**WHAT YOU WILL DO:**
1. Reproduce the following portion of the passage on core banking in India verbatim, beginning at the words "Indian software developers" and stopping after the words "CBS products today.".
2. According to the passage on core banking in India, in which country and in which decade were core banking systems first developed?

**PAGE TEXT:**

Previously, bank branches were not networked, and all accounts were operated through home branches manually. There were strong objections to computerisation from the bank unions which feared unemployment of the huge clerical work force if computers were used. Slowly, the unions allowed automatic ledger machines (ALMs). Since the 1990s, the government promoted computerization.

Software firms developed the technology of Core Banking System (CBS) to process daily banking transactions and enabled updates to accounts and other financial records. CBS networks different branches of a bank. This networking enables customers to avail of banking services from any branch in any place without hassles. These banking systems were first developed in the US in the 1970s. Over a period of time, their sophistication has improved.

India has a thriving banking industry with a mix of banks — public sector banks (PSBs), private banks, and foreign banks. In addition there is a network of co-operative banks. These banks in India are spread across the length and breadth of the country.

Indian software developers of the CBS products had clientele abroad and they were exposed to excellent global products and services. In India, they developed three core banking products over a quarter of a century. They are the mainstream CBS products today.

Infosy’s subsidary EdgeVerve Systems, developed the banking software Finacle in 2000. In those days, most of the transactions happened in branches. Today most of the transactions happen in non-branch channels.

**DATASET EXTRACT:**
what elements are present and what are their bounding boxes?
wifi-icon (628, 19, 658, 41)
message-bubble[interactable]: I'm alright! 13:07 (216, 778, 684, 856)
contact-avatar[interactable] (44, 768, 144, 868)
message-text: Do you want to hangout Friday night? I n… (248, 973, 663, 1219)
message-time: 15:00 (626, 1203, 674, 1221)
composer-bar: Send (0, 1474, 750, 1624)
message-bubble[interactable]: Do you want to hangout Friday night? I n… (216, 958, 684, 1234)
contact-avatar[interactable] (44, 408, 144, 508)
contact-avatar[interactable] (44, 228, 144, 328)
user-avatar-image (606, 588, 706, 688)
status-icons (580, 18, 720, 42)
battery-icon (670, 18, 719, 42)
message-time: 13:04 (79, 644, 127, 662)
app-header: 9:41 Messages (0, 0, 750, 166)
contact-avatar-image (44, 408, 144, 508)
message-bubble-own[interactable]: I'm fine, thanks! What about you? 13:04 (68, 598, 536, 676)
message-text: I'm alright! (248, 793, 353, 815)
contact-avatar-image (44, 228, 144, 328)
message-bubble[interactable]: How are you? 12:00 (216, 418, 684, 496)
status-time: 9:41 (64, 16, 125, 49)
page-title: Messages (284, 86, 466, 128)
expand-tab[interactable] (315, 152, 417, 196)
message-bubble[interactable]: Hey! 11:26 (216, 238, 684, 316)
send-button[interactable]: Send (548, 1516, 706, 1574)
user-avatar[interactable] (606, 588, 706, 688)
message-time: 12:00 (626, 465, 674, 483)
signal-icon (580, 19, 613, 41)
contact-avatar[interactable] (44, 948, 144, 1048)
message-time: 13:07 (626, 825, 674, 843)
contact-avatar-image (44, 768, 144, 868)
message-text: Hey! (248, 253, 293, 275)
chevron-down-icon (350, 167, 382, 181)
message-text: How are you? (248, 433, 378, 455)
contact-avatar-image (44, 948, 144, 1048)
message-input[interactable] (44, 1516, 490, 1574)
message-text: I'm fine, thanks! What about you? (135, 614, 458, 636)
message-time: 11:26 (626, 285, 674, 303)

**TASK-BY-TASK SOLUTIONS:**
1.
Indian software developers of the CBS products had clientele abroad and they were exposed to excellent global products and services. In India, they developed three core banking products over a quarter of a century. They are the mainstream CBS products today.

2. In the US, in the 1970s.